Exercise description: The records below must be transcribed exactly. Do not include the pictures.

-- begin --

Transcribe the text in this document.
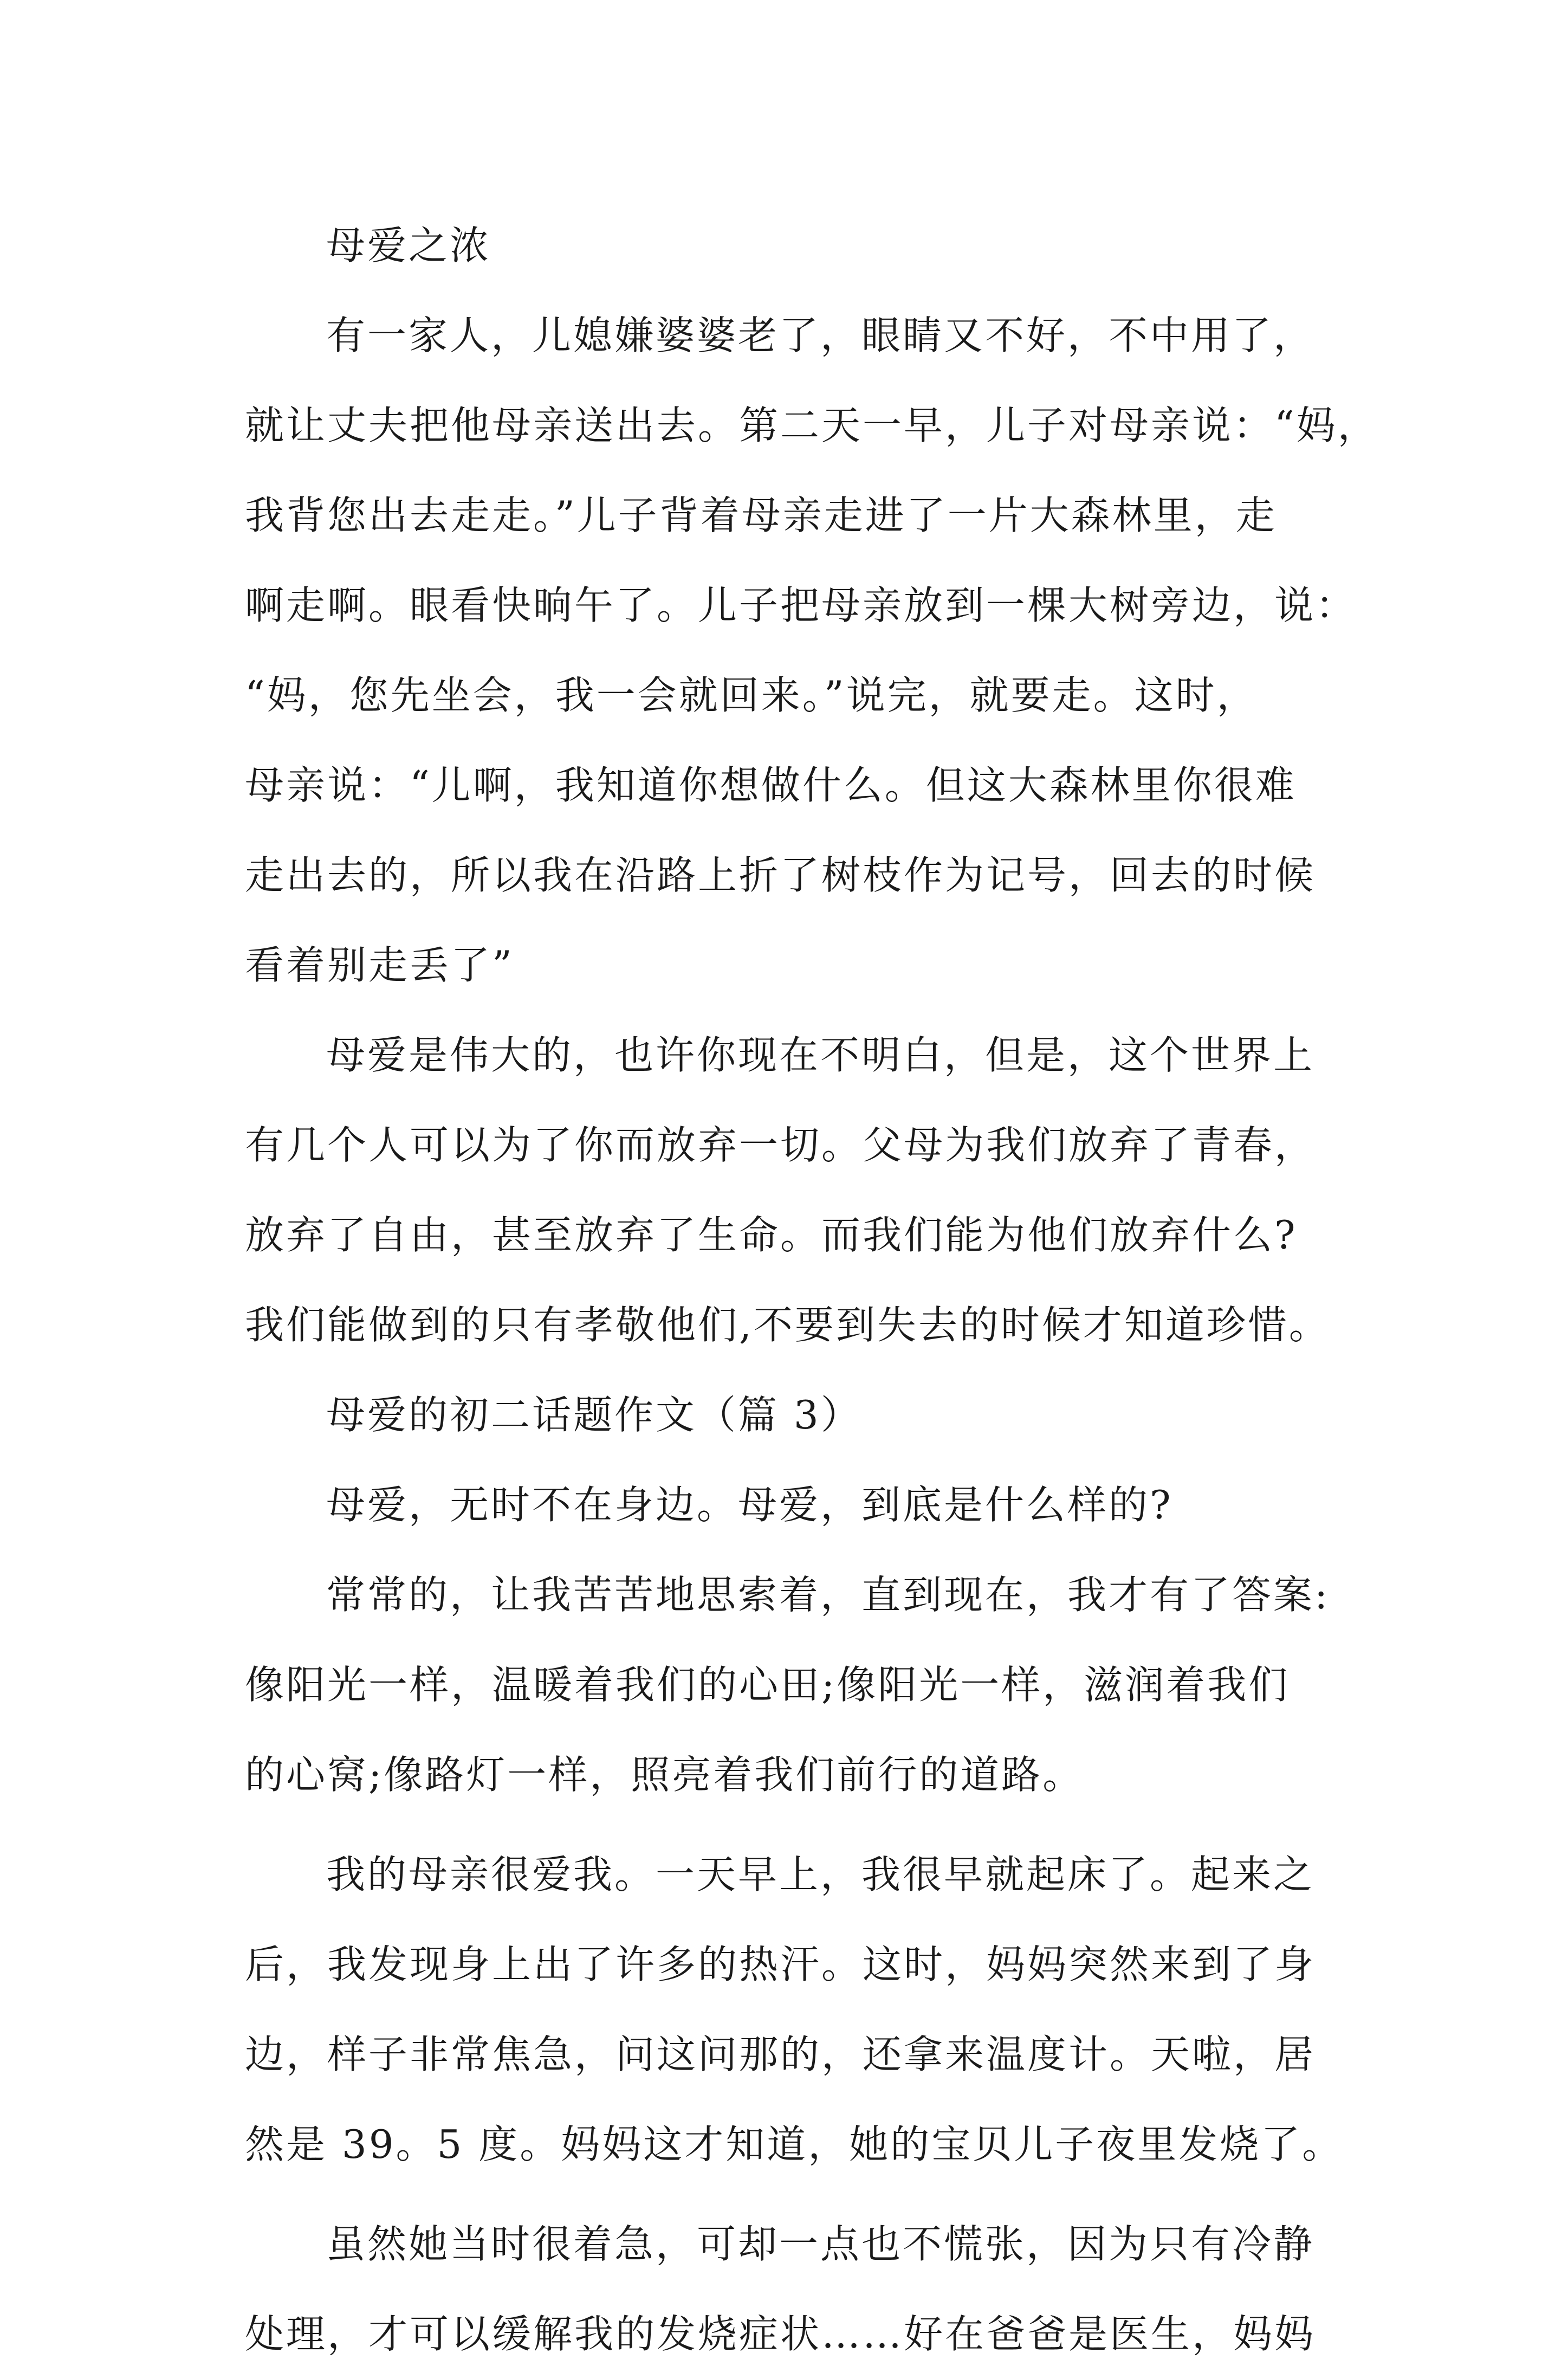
母爱之浓
有一家人，儿媳嫌婆婆老了，眼睛又不好，不中用了，
就让丈夫把他母亲送出去。第二天一早，儿子对母亲说：“妈，
我背您出去走走。”儿子背着母亲走进了一片大森林里，走
啊走啊。眼看快晌午了。儿子把母亲放到一棵大树旁边，说：
“妈，您先坐会，我一会就回来。”说完，就要走。这时，
母亲说：“儿啊，我知道你想做什么。但这大森林里你很难
走出去的，所以我在沿路上折了树枝作为记号，回去的时候
看着别走丢了”
母爱是伟大的，也许你现在不明白，但是，这个世界上
有几个人可以为了你而放弃一切。父母为我们放弃了青春，
放弃了自由，甚至放弃了生命。而我们能为他们放弃什么?
我们能做到的只有孝敬他们,不要到失去的时候才知道珍惜。
母爱的初二话题作文（篇 3）
母爱，无时不在身边。母爱，到底是什么样的?
常常的，让我苦苦地思索着，直到现在，我才有了答案:
像阳光一样，温暖着我们的心田;像阳光一样，滋润着我们
的心窝;像路灯一样，照亮着我们前行的道路。
我的母亲很爱我。一天早上，我很早就起床了。起来之
后，我发现身上出了许多的热汗。这时，妈妈突然来到了身
边，样子非常焦急，问这问那的，还拿来温度计。天啦，居
然是 39。5 度。妈妈这才知道，她的宝贝儿子夜里发烧了。
虽然她当时很着急，可却一点也不慌张，因为只有冷静
处理，才可以缓解我的发烧症状……好在爸爸是医生，妈妈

-- end --

Solution to the exercise:
Transcribe the text in this document.
母爱之浓
有一家人，儿媳嫌婆婆老了，眼睛又不好，不中用了，
就让丈夫把他母亲送出去。第二天一早，儿子对母亲说：“妈，
我背您出去走走。”儿子背着母亲走进了一片大森林里，走
啊走啊。眼看快晌午了。儿子把母亲放到一棵大树旁边，说：
“妈，您先坐会，我一会就回来。”说完，就要走。这时，
母亲说：“儿啊，我知道你想做什么。但这大森林里你很难
走出去的，所以我在沿路上折了树枝作为记号，回去的时候
看着别走丢了”
母爱是伟大的，也许你现在不明白，但是，这个世界上
有几个人可以为了你而放弃一切。父母为我们放弃了青春，
放弃了自由，甚至放弃了生命。而我们能为他们放弃什么?
我们能做到的只有孝敬他们,不要到失去的时候才知道珍惜。
母爱的初二话题作文（篇 3）
母爱，无时不在身边。母爱，到底是什么样的?
常常的，让我苦苦地思索着，直到现在，我才有了答案:
像阳光一样，温暖着我们的心田;像阳光一样，滋润着我们
的心窝;像路灯一样，照亮着我们前行的道路。
我的母亲很爱我。一天早上，我很早就起床了。起来之
后，我发现身上出了许多的热汗。这时，妈妈突然来到了身
边，样子非常焦急，问这问那的，还拿来温度计。天啦，居
然是 39。5 度。妈妈这才知道，她的宝贝儿子夜里发烧了。
虽然她当时很着急，可却一点也不慌张，因为只有冷静
处理，才可以缓解我的发烧症状……好在爸爸是医生，妈妈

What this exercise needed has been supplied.